■ SHORT TASK ■
Each entry below should be written out exactly as it is, with no pictures.

#### DATA LINES

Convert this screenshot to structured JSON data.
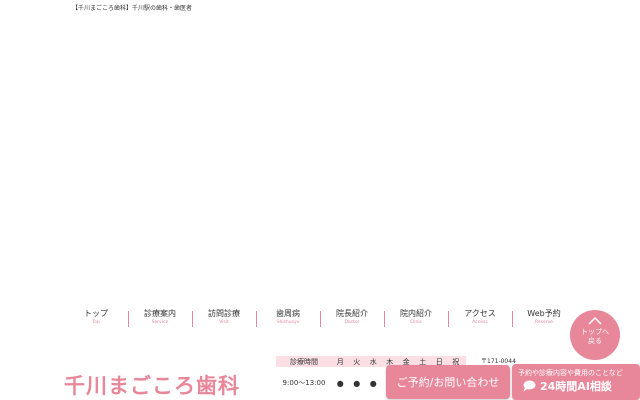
{
  "header": {
    "tagline": "【千川まごころ歯科】千川駅の歯科・歯医者"
  },
  "nav": {
    "items": [
      {
        "ja": "トップ",
        "en": "Top"
      },
      {
        "ja": "診療案内",
        "en": "Service"
      },
      {
        "ja": "訪問診療",
        "en": "Visit"
      },
      {
        "ja": "歯周病",
        "en": "Shishusyo"
      },
      {
        "ja": "院長紹介",
        "en": "Doctor"
      },
      {
        "ja": "院内紹介",
        "en": "Clinic"
      },
      {
        "ja": "アクセス",
        "en": "Access"
      },
      {
        "ja": "Web予約",
        "en": "Reserve"
      }
    ]
  },
  "logo": {
    "text": "千川まごころ歯科"
  },
  "hours": {
    "header_label": "診療時間",
    "days": [
      "月",
      "火",
      "水",
      "木",
      "金",
      "土",
      "日",
      "祝"
    ],
    "rows": [
      {
        "time": "9:00〜13:00",
        "marks": [
          "●",
          "●",
          "●",
          "／",
          "",
          "",
          "",
          ""
        ]
      }
    ]
  },
  "address": {
    "postal": "〒171-0044"
  },
  "cta": {
    "contact_label": "ご予約/お問い合わせ",
    "ai_sub": "予約や診療内容や費用のことなど",
    "ai_main": "24時間AI相談"
  },
  "back_to_top": {
    "label": "トップへ戻る"
  },
  "colors": {
    "accent": "#e8879a",
    "accent_light": "#fbdfe4"
  },
  "icons": {
    "chat": "chat-bubble-icon",
    "arrow": "chevron-up-icon"
  }
}
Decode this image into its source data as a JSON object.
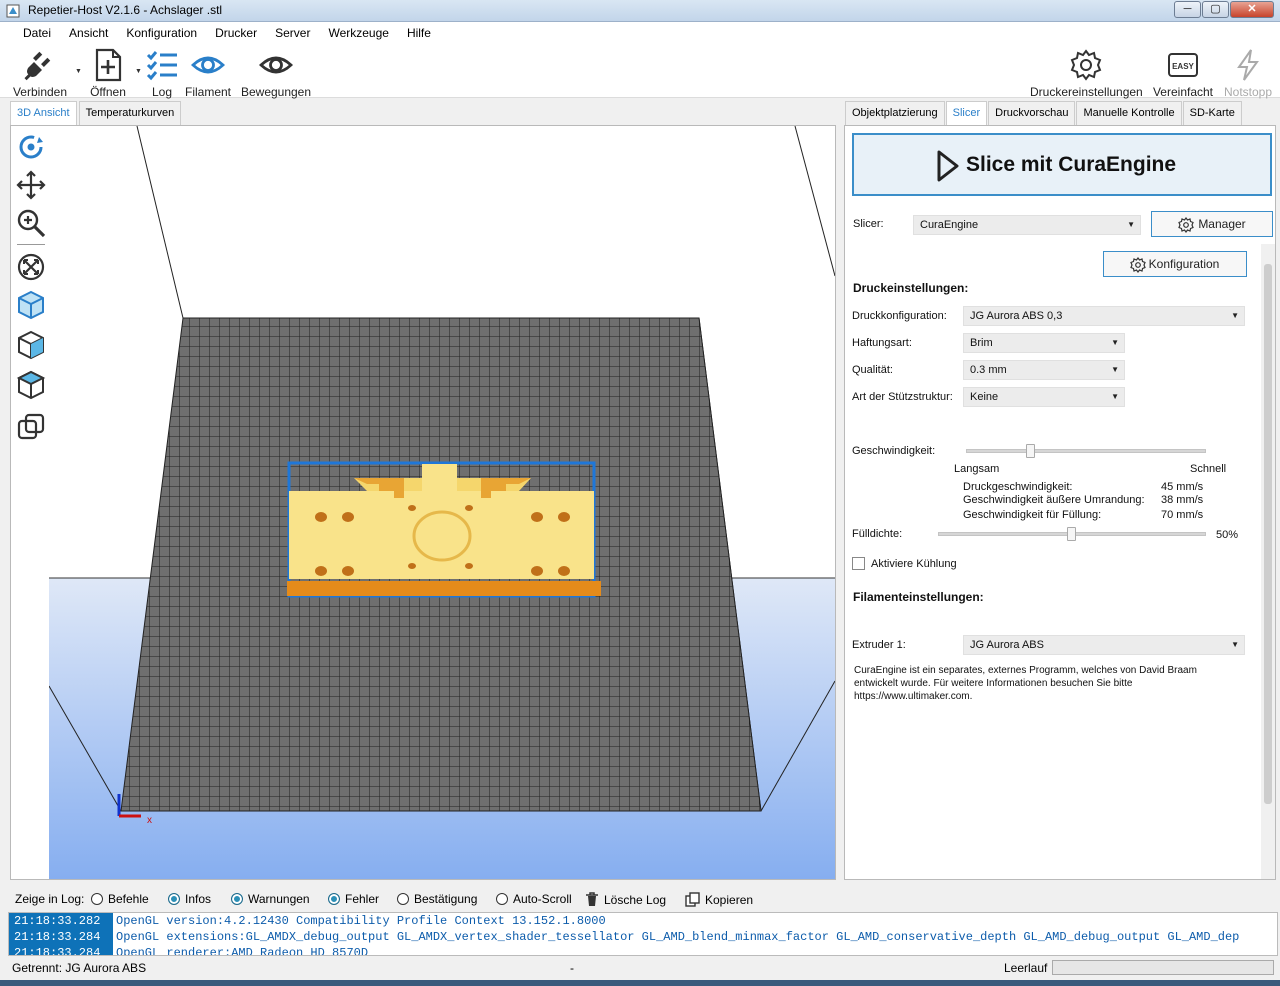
{
  "window": {
    "title": "Repetier-Host V2.1.6 - Achslager .stl",
    "buttons": {
      "minimize": "─",
      "maximize": "▢",
      "close": "✕"
    }
  },
  "menu": [
    "Datei",
    "Ansicht",
    "Konfiguration",
    "Drucker",
    "Server",
    "Werkzeuge",
    "Hilfe"
  ],
  "toolbar": {
    "connect": "Verbinden",
    "open": "Öffnen",
    "log": "Log",
    "filament": "Filament",
    "moves": "Bewegungen",
    "printer_settings": "Druckereinstellungen",
    "easy_mode": "Vereinfacht",
    "easy_badge": "EASY",
    "emergency": "Notstopp"
  },
  "left_tabs": [
    "3D Ansicht",
    "Temperaturkurven"
  ],
  "right_tabs": [
    "Objektplatzierung",
    "Slicer",
    "Druckvorschau",
    "Manuelle Kontrolle",
    "SD-Karte"
  ],
  "slicer": {
    "slice_button": "Slice mit CuraEngine",
    "slicer_label": "Slicer:",
    "slicer_value": "CuraEngine",
    "manager_button": "Manager",
    "config_button": "Konfiguration",
    "print_settings_title": "Druckeinstellungen:",
    "print_config_label": "Druckkonfiguration:",
    "print_config_value": "JG Aurora ABS 0,3",
    "adhesion_label": "Haftungsart:",
    "adhesion_value": "Brim",
    "quality_label": "Qualität:",
    "quality_value": "0.3 mm",
    "support_label": "Art der Stützstruktur:",
    "support_value": "Keine",
    "speed_label": "Geschwindigkeit:",
    "speed_slow": "Langsam",
    "speed_fast": "Schnell",
    "speed_level": 0.27,
    "print_speed_label": "Druckgeschwindigkeit:",
    "print_speed_value": "45 mm/s",
    "outer_speed_label": "Geschwindigkeit äußere Umrandung:",
    "outer_speed_value": "38 mm/s",
    "infill_speed_label": "Geschwindigkeit für Füllung:",
    "infill_speed_value": "70 mm/s",
    "infill_label": "Fülldichte:",
    "infill_value": "50%",
    "infill_level": 0.5,
    "cooling_label": "Aktiviere Kühlung",
    "filament_title": "Filamenteinstellungen:",
    "extruder_label": "Extruder 1:",
    "extruder_value": "JG Aurora ABS",
    "info_line1": "CuraEngine ist ein separates, externes Programm, welches von David Braam",
    "info_line2": "entwickelt wurde. Für weitere Informationen besuchen Sie bitte",
    "info_line3": "https://www.ultimaker.com."
  },
  "log": {
    "show_label": "Zeige in Log:",
    "options": [
      {
        "label": "Befehle",
        "checked": false
      },
      {
        "label": "Infos",
        "checked": true
      },
      {
        "label": "Warnungen",
        "checked": true
      },
      {
        "label": "Fehler",
        "checked": true
      },
      {
        "label": "Bestätigung",
        "checked": false
      },
      {
        "label": "Auto-Scroll",
        "checked": false
      }
    ],
    "clear": "Lösche Log",
    "copy": "Kopieren",
    "rows": [
      {
        "time": "21:18:33.282",
        "msg": "OpenGL version:4.2.12430 Compatibility Profile Context 13.152.1.8000"
      },
      {
        "time": "21:18:33.284",
        "msg": "OpenGL extensions:GL_AMDX_debug_output GL_AMDX_vertex_shader_tessellator GL_AMD_blend_minmax_factor GL_AMD_conservative_depth GL_AMD_debug_output GL_AMD_dep"
      },
      {
        "time": "21:18:33.284",
        "msg": "OpenGL renderer:AMD Radeon HD 8570D"
      }
    ]
  },
  "status": {
    "left": "Getrennt: JG Aurora ABS",
    "mid": "-",
    "right": "Leerlauf"
  },
  "colors": {
    "accent": "#2a7fc9",
    "model": "#f9e38a",
    "bed": "#6f6f6f"
  }
}
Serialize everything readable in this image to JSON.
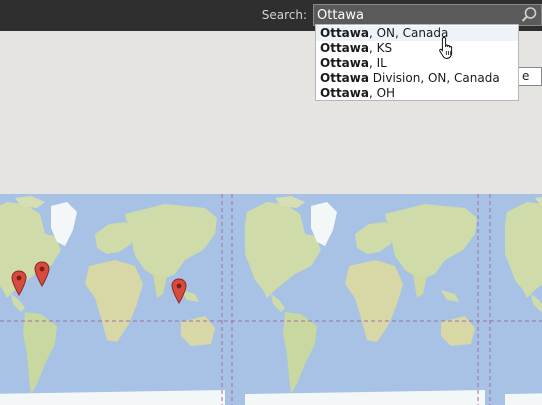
{
  "search": {
    "label": "Search:",
    "value": "Ottawa",
    "button_icon": "search-icon"
  },
  "side_button": {
    "label": "e"
  },
  "suggestions": [
    {
      "bold": "Ottawa",
      "rest": ", ON, Canada"
    },
    {
      "bold": "Ottawa",
      "rest": ", KS"
    },
    {
      "bold": "Ottawa",
      "rest": ", IL"
    },
    {
      "bold": "Ottawa",
      "rest": " Division, ON, Canada"
    },
    {
      "bold": "Ottawa",
      "rest": ", OH"
    }
  ],
  "map": {
    "marker_icon": "map-pin-icon",
    "colors": {
      "ocean": "#a7c2e4",
      "land": "#cfdcaa",
      "ice": "#f4f7f8",
      "marker": "#d74a3e",
      "border": "#a070a0"
    }
  },
  "cursor_icon": "hand-pointer-icon"
}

########

■ RESULT OF THIS TASK ■
Convert this screenshot to structured JSON data.
{
  "header": {
    "tagline": "【千川まごころ歯科】千川駅の歯科・歯医者"
  },
  "nav": {
    "items": [
      {
        "ja": "トップ",
        "en": "Top"
      },
      {
        "ja": "診療案内",
        "en": "Service"
      },
      {
        "ja": "訪問診療",
        "en": "Visit"
      },
      {
        "ja": "歯周病",
        "en": "Shishusyo"
      },
      {
        "ja": "院長紹介",
        "en": "Doctor"
      },
      {
        "ja": "院内紹介",
        "en": "Clinic"
      },
      {
        "ja": "アクセス",
        "en": "Access"
      },
      {
        "ja": "Web予約",
        "en": "Reserve"
      }
    ]
  },
  "logo": {
    "text": "千川まごころ歯科"
  },
  "hours": {
    "header_label": "診療時間",
    "days": [
      "月",
      "火",
      "水",
      "木",
      "金",
      "土",
      "日",
      "祝"
    ],
    "rows": [
      {
        "time": "9:00〜13:00",
        "marks": [
          "●",
          "●",
          "●",
          "／",
          "",
          "",
          "",
          ""
        ]
      }
    ]
  },
  "address": {
    "postal": "〒171-0044"
  },
  "cta": {
    "contact_label": "ご予約/お問い合わせ",
    "ai_sub": "予約や診療内容や費用のことなど",
    "ai_main": "24時間AI相談"
  },
  "back_to_top": {
    "label": "トップへ戻る"
  },
  "colors": {
    "accent": "#e8879a",
    "accent_light": "#fbdfe4"
  },
  "icons": {
    "chat": "chat-bubble-icon",
    "arrow": "chevron-up-icon"
  }
}
Decode this image into its source data as a JSON object.
{
  "window": {
    "title": "Repetier-Host V2.1.6 - Achslager .stl",
    "buttons": {
      "minimize": "─",
      "maximize": "▢",
      "close": "✕"
    }
  },
  "menu": [
    "Datei",
    "Ansicht",
    "Konfiguration",
    "Drucker",
    "Server",
    "Werkzeuge",
    "Hilfe"
  ],
  "toolbar": {
    "connect": "Verbinden",
    "open": "Öffnen",
    "log": "Log",
    "filament": "Filament",
    "moves": "Bewegungen",
    "printer_settings": "Druckereinstellungen",
    "easy_mode": "Vereinfacht",
    "easy_badge": "EASY",
    "emergency": "Notstopp"
  },
  "left_tabs": [
    "3D Ansicht",
    "Temperaturkurven"
  ],
  "right_tabs": [
    "Objektplatzierung",
    "Slicer",
    "Druckvorschau",
    "Manuelle Kontrolle",
    "SD-Karte"
  ],
  "slicer": {
    "slice_button": "Slice mit CuraEngine",
    "slicer_label": "Slicer:",
    "slicer_value": "CuraEngine",
    "manager_button": "Manager",
    "config_button": "Konfiguration",
    "print_settings_title": "Druckeinstellungen:",
    "print_config_label": "Druckkonfiguration:",
    "print_config_value": "JG Aurora ABS 0,3",
    "adhesion_label": "Haftungsart:",
    "adhesion_value": "Brim",
    "quality_label": "Qualität:",
    "quality_value": "0.3 mm",
    "support_label": "Art der Stützstruktur:",
    "support_value": "Keine",
    "speed_label": "Geschwindigkeit:",
    "speed_slow": "Langsam",
    "speed_fast": "Schnell",
    "speed_level": 0.27,
    "print_speed_label": "Druckgeschwindigkeit:",
    "print_speed_value": "45 mm/s",
    "outer_speed_label": "Geschwindigkeit äußere Umrandung:",
    "outer_speed_value": "38 mm/s",
    "infill_speed_label": "Geschwindigkeit für Füllung:",
    "infill_speed_value": "70 mm/s",
    "infill_label": "Fülldichte:",
    "infill_value": "50%",
    "infill_level": 0.5,
    "cooling_label": "Aktiviere Kühlung",
    "filament_title": "Filamenteinstellungen:",
    "extruder_label": "Extruder 1:",
    "extruder_value": "JG Aurora ABS",
    "info_line1": "CuraEngine ist ein separates, externes Programm, welches von David Braam",
    "info_line2": "entwickelt wurde. Für weitere Informationen besuchen Sie bitte",
    "info_line3": "https://www.ultimaker.com."
  },
  "log": {
    "show_label": "Zeige in Log:",
    "options": [
      {
        "label": "Befehle",
        "checked": false
      },
      {
        "label": "Infos",
        "checked": true
      },
      {
        "label": "Warnungen",
        "checked": true
      },
      {
        "label": "Fehler",
        "checked": true
      },
      {
        "label": "Bestätigung",
        "checked": false
      },
      {
        "label": "Auto-Scroll",
        "checked": false
      }
    ],
    "clear": "Lösche Log",
    "copy": "Kopieren",
    "rows": [
      {
        "time": "21:18:33.282",
        "msg": "OpenGL version:4.2.12430 Compatibility Profile Context 13.152.1.8000"
      },
      {
        "time": "21:18:33.284",
        "msg": "OpenGL extensions:GL_AMDX_debug_output GL_AMDX_vertex_shader_tessellator GL_AMD_blend_minmax_factor GL_AMD_conservative_depth GL_AMD_debug_output GL_AMD_dep"
      },
      {
        "time": "21:18:33.284",
        "msg": "OpenGL renderer:AMD Radeon HD 8570D"
      }
    ]
  },
  "status": {
    "left": "Getrennt: JG Aurora ABS",
    "mid": "-",
    "right": "Leerlauf"
  },
  "colors": {
    "accent": "#2a7fc9",
    "model": "#f9e38a",
    "bed": "#6f6f6f"
  }
}
Serialize everything readable in this image to JSON.
{
  "search": {
    "label": "Search:",
    "value": "Ottawa",
    "button_icon": "search-icon"
  },
  "side_button": {
    "label": "e"
  },
  "suggestions": [
    {
      "bold": "Ottawa",
      "rest": ", ON, Canada"
    },
    {
      "bold": "Ottawa",
      "rest": ", KS"
    },
    {
      "bold": "Ottawa",
      "rest": ", IL"
    },
    {
      "bold": "Ottawa",
      "rest": " Division, ON, Canada"
    },
    {
      "bold": "Ottawa",
      "rest": ", OH"
    }
  ],
  "map": {
    "marker_icon": "map-pin-icon",
    "colors": {
      "ocean": "#a7c2e4",
      "land": "#cfdcaa",
      "ice": "#f4f7f8",
      "marker": "#d74a3e",
      "border": "#a070a0"
    }
  },
  "cursor_icon": "hand-pointer-icon"
}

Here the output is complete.